:: Problem details ::
Repeat exactly, and only, the lines from the line containing "Give me the" through the last line of the records below, including both.

─── Stored data

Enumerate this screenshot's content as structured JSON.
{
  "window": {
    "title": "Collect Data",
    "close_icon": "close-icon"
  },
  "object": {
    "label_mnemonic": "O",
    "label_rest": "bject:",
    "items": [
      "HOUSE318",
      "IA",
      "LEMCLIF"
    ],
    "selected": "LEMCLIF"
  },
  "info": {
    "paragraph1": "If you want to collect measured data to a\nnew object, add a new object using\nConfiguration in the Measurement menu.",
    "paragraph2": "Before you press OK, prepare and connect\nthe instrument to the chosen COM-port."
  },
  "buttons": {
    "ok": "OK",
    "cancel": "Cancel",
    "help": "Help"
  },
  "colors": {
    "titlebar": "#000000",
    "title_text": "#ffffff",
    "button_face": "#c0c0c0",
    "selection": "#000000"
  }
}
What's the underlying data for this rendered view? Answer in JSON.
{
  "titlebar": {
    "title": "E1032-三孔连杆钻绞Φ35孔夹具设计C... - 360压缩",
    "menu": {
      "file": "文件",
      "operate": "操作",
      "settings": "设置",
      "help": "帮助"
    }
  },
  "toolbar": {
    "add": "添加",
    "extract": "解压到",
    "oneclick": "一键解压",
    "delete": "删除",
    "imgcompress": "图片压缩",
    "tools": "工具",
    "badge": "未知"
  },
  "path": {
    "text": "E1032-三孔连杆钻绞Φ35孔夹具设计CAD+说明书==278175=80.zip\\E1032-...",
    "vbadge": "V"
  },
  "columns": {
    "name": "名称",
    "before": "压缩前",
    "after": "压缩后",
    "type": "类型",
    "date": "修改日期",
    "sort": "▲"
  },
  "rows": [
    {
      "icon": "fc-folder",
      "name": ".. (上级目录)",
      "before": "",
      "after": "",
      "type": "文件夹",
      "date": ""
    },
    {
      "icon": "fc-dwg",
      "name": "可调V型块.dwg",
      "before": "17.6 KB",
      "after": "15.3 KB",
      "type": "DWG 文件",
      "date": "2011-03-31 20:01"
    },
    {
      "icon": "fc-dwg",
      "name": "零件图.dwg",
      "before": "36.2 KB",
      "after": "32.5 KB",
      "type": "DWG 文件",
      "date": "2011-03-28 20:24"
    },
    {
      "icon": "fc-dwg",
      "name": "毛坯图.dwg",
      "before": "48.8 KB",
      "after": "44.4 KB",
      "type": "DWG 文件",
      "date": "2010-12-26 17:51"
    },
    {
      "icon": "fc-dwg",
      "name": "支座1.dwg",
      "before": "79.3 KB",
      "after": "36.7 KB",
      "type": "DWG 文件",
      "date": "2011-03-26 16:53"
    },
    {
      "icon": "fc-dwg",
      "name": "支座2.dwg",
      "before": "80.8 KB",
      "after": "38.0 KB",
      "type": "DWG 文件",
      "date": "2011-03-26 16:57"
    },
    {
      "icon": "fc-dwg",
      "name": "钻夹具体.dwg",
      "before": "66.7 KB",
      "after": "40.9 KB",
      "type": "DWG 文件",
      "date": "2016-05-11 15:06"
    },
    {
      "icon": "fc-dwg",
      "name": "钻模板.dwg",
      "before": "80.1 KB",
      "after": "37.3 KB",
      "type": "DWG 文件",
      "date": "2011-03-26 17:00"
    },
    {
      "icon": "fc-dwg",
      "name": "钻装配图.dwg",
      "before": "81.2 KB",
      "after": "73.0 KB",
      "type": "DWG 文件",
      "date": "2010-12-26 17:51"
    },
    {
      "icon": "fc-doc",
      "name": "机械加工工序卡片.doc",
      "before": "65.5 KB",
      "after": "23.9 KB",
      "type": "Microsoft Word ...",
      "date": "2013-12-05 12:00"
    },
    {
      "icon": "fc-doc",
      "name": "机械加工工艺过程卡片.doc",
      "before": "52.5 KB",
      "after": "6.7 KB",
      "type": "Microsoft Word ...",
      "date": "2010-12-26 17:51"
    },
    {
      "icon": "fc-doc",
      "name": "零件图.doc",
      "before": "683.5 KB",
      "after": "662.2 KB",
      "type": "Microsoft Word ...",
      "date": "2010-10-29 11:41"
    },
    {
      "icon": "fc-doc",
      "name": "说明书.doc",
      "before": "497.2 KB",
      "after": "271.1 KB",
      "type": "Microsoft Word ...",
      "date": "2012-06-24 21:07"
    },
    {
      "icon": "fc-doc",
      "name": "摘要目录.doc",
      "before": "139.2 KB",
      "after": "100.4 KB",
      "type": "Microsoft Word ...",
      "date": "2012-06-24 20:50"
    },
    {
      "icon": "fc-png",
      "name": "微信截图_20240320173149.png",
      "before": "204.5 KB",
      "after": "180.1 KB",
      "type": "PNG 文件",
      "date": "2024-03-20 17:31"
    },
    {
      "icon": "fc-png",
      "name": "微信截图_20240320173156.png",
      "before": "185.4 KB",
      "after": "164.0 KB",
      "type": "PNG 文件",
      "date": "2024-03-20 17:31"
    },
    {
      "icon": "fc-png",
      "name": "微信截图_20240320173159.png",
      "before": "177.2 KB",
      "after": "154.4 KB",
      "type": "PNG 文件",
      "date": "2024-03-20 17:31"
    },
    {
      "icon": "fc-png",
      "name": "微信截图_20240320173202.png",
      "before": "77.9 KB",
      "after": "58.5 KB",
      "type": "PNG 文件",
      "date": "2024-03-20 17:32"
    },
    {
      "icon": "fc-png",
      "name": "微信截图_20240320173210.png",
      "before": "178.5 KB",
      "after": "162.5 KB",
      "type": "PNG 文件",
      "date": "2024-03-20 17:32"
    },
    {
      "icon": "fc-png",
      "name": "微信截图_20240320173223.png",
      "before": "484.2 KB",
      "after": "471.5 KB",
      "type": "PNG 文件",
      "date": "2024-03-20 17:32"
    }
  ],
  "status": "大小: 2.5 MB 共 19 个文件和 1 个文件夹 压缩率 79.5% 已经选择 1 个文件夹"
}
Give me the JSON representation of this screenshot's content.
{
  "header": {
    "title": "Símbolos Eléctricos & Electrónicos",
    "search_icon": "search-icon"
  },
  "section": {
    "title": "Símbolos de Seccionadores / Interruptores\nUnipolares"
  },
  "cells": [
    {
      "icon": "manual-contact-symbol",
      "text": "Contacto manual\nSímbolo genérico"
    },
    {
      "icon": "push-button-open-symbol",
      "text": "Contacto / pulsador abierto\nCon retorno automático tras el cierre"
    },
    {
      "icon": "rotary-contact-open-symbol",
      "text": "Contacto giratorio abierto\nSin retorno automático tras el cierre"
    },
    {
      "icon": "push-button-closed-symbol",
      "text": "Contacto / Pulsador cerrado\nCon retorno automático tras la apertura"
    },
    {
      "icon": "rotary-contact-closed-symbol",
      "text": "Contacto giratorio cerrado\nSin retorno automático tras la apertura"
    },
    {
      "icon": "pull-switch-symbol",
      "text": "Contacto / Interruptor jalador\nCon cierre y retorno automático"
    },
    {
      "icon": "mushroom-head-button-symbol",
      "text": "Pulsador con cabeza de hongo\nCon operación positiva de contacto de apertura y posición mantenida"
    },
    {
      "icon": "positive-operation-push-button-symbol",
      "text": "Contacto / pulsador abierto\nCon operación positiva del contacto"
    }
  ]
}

──────

:: Solution to the problem ::
Give me the JSON representation of this screenshot's content.
{
  "header": {
    "title": "Símbolos Eléctricos & Electrónicos",
    "search_icon": "search-icon"
  },
  "section": {
    "title": "Símbolos de Seccionadores / Interruptores\nUnipolares"
  },
  "cells": [
    {
      "icon": "manual-contact-symbol",
      "text": "Contacto manual\nSímbolo genérico"
    },
    {
      "icon": "push-button-open-symbol",
      "text": "Contacto / pulsador abierto\nCon retorno automático tras el cierre"
    },
    {
      "icon": "rotary-contact-open-symbol",
      "text": "Contacto giratorio abierto\nSin retorno automático tras el cierre"
    },
    {
      "icon": "push-button-closed-symbol",
      "text": "Contacto / Pulsador cerrado\nCon retorno automático tras la apertura"
    },
    {
      "icon": "rotary-contact-closed-symbol",
      "text": "Contacto giratorio cerrado\nSin retorno automático tras la apertura"
    },
    {
      "icon": "pull-switch-symbol",
      "text": "Contacto / Interruptor jalador\nCon cierre y retorno automático"
    },
    {
      "icon": "mushroom-head-button-symbol",
      "text": "Pulsador con cabeza de hongo\nCon operación positiva de contacto de apertura y posición mantenida"
    },
    {
      "icon": "positive-operation-push-button-symbol",
      "text": "Contacto / pulsador abierto\nCon operación positiva del contacto"
    }
  ]
}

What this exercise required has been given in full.